Restate each of the lines given below, word for word.

Figure contents as structured data
------------------------------------------------
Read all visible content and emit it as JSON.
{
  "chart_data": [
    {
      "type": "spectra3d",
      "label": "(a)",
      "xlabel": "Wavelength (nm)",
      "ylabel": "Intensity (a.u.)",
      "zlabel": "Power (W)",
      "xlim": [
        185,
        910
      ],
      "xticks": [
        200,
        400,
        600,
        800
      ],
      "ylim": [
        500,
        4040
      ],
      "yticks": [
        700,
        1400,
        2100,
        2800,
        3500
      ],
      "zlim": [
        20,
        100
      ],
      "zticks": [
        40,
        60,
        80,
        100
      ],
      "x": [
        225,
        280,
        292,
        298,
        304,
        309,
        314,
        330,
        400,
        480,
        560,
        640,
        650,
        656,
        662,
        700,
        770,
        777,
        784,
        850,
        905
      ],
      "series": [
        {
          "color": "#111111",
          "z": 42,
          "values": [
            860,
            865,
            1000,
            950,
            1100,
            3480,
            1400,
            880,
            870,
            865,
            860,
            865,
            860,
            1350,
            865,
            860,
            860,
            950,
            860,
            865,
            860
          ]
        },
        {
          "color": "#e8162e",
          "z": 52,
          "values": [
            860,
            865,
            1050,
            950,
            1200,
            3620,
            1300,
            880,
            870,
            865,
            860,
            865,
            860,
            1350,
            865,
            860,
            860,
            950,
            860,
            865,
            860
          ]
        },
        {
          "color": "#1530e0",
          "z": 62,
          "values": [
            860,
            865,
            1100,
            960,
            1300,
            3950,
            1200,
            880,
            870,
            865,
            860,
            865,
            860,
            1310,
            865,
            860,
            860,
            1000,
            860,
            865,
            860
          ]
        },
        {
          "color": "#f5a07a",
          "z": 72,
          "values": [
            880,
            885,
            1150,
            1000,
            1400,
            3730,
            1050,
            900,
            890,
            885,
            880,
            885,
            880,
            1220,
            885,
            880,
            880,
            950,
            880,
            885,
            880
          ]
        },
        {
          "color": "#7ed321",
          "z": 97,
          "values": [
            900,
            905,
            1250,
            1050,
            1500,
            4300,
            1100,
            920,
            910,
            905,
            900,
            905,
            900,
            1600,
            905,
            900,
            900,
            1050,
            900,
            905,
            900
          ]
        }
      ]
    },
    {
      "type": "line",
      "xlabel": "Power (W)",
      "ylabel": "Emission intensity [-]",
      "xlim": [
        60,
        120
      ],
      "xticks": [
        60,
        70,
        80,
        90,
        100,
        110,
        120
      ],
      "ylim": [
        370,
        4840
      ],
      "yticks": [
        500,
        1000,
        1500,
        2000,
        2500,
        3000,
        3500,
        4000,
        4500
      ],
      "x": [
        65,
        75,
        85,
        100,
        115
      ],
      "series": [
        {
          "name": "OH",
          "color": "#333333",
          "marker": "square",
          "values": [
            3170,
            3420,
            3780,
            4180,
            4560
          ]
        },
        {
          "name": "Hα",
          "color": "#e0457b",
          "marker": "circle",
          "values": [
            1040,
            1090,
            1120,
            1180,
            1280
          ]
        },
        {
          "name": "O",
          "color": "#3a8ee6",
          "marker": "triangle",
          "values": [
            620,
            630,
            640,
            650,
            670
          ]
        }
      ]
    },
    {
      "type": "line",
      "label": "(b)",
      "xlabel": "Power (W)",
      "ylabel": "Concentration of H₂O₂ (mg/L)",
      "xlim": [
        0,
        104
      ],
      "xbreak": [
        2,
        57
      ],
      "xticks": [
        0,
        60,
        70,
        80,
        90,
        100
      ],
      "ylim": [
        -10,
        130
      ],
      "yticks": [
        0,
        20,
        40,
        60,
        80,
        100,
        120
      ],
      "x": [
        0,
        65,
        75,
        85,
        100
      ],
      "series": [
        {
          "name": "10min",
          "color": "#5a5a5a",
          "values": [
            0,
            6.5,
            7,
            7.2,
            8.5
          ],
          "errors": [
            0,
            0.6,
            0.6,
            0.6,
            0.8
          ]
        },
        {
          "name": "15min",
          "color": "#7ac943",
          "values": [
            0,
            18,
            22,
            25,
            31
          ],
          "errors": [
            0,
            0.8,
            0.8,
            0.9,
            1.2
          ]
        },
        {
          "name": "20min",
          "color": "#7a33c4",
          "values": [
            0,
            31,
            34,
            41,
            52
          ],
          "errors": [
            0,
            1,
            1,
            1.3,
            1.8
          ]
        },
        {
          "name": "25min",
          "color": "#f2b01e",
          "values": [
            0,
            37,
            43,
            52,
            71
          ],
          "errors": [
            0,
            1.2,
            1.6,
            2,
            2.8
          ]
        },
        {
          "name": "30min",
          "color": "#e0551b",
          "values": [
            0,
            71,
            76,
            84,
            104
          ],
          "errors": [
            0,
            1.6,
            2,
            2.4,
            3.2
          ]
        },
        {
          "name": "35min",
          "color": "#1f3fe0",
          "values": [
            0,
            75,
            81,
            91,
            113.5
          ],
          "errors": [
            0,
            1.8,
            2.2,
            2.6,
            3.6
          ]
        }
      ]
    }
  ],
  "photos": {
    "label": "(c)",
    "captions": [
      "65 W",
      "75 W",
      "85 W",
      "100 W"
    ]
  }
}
------------------------------------------------
The response:
Read all visible content and emit it as JSON.
{
  "chart_data": [
    {
      "type": "spectra3d",
      "label": "(a)",
      "xlabel": "Wavelength (nm)",
      "ylabel": "Intensity (a.u.)",
      "zlabel": "Power (W)",
      "xlim": [
        185,
        910
      ],
      "xticks": [
        200,
        400,
        600,
        800
      ],
      "ylim": [
        500,
        4040
      ],
      "yticks": [
        700,
        1400,
        2100,
        2800,
        3500
      ],
      "zlim": [
        20,
        100
      ],
      "zticks": [
        40,
        60,
        80,
        100
      ],
      "x": [
        225,
        280,
        292,
        298,
        304,
        309,
        314,
        330,
        400,
        480,
        560,
        640,
        650,
        656,
        662,
        700,
        770,
        777,
        784,
        850,
        905
      ],
      "series": [
        {
          "color": "#111111",
          "z": 42,
          "values": [
            860,
            865,
            1000,
            950,
            1100,
            3480,
            1400,
            880,
            870,
            865,
            860,
            865,
            860,
            1350,
            865,
            860,
            860,
            950,
            860,
            865,
            860
          ]
        },
        {
          "color": "#e8162e",
          "z": 52,
          "values": [
            860,
            865,
            1050,
            950,
            1200,
            3620,
            1300,
            880,
            870,
            865,
            860,
            865,
            860,
            1350,
            865,
            860,
            860,
            950,
            860,
            865,
            860
          ]
        },
        {
          "color": "#1530e0",
          "z": 62,
          "values": [
            860,
            865,
            1100,
            960,
            1300,
            3950,
            1200,
            880,
            870,
            865,
            860,
            865,
            860,
            1310,
            865,
            860,
            860,
            1000,
            860,
            865,
            860
          ]
        },
        {
          "color": "#f5a07a",
          "z": 72,
          "values": [
            880,
            885,
            1150,
            1000,
            1400,
            3730,
            1050,
            900,
            890,
            885,
            880,
            885,
            880,
            1220,
            885,
            880,
            880,
            950,
            880,
            885,
            880
          ]
        },
        {
          "color": "#7ed321",
          "z": 97,
          "values": [
            900,
            905,
            1250,
            1050,
            1500,
            4300,
            1100,
            920,
            910,
            905,
            900,
            905,
            900,
            1600,
            905,
            900,
            900,
            1050,
            900,
            905,
            900
          ]
        }
      ]
    },
    {
      "type": "line",
      "xlabel": "Power (W)",
      "ylabel": "Emission intensity [-]",
      "xlim": [
        60,
        120
      ],
      "xticks": [
        60,
        70,
        80,
        90,
        100,
        110,
        120
      ],
      "ylim": [
        370,
        4840
      ],
      "yticks": [
        500,
        1000,
        1500,
        2000,
        2500,
        3000,
        3500,
        4000,
        4500
      ],
      "x": [
        65,
        75,
        85,
        100,
        115
      ],
      "series": [
        {
          "name": "OH",
          "color": "#333333",
          "marker": "square",
          "values": [
            3170,
            3420,
            3780,
            4180,
            4560
          ]
        },
        {
          "name": "Hα",
          "color": "#e0457b",
          "marker": "circle",
          "values": [
            1040,
            1090,
            1120,
            1180,
            1280
          ]
        },
        {
          "name": "O",
          "color": "#3a8ee6",
          "marker": "triangle",
          "values": [
            620,
            630,
            640,
            650,
            670
          ]
        }
      ]
    },
    {
      "type": "line",
      "label": "(b)",
      "xlabel": "Power (W)",
      "ylabel": "Concentration of H₂O₂ (mg/L)",
      "xlim": [
        0,
        104
      ],
      "xbreak": [
        2,
        57
      ],
      "xticks": [
        0,
        60,
        70,
        80,
        90,
        100
      ],
      "ylim": [
        -10,
        130
      ],
      "yticks": [
        0,
        20,
        40,
        60,
        80,
        100,
        120
      ],
      "x": [
        0,
        65,
        75,
        85,
        100
      ],
      "series": [
        {
          "name": "10min",
          "color": "#5a5a5a",
          "values": [
            0,
            6.5,
            7,
            7.2,
            8.5
          ],
          "errors": [
            0,
            0.6,
            0.6,
            0.6,
            0.8
          ]
        },
        {
          "name": "15min",
          "color": "#7ac943",
          "values": [
            0,
            18,
            22,
            25,
            31
          ],
          "errors": [
            0,
            0.8,
            0.8,
            0.9,
            1.2
          ]
        },
        {
          "name": "20min",
          "color": "#7a33c4",
          "values": [
            0,
            31,
            34,
            41,
            52
          ],
          "errors": [
            0,
            1,
            1,
            1.3,
            1.8
          ]
        },
        {
          "name": "25min",
          "color": "#f2b01e",
          "values": [
            0,
            37,
            43,
            52,
            71
          ],
          "errors": [
            0,
            1.2,
            1.6,
            2,
            2.8
          ]
        },
        {
          "name": "30min",
          "color": "#e0551b",
          "values": [
            0,
            71,
            76,
            84,
            104
          ],
          "errors": [
            0,
            1.6,
            2,
            2.4,
            3.2
          ]
        },
        {
          "name": "35min",
          "color": "#1f3fe0",
          "values": [
            0,
            75,
            81,
            91,
            113.5
          ],
          "errors": [
            0,
            1.8,
            2.2,
            2.6,
            3.6
          ]
        }
      ]
    }
  ],
  "photos": {
    "label": "(c)",
    "captions": [
      "65 W",
      "75 W",
      "85 W",
      "100 W"
    ]
  }
}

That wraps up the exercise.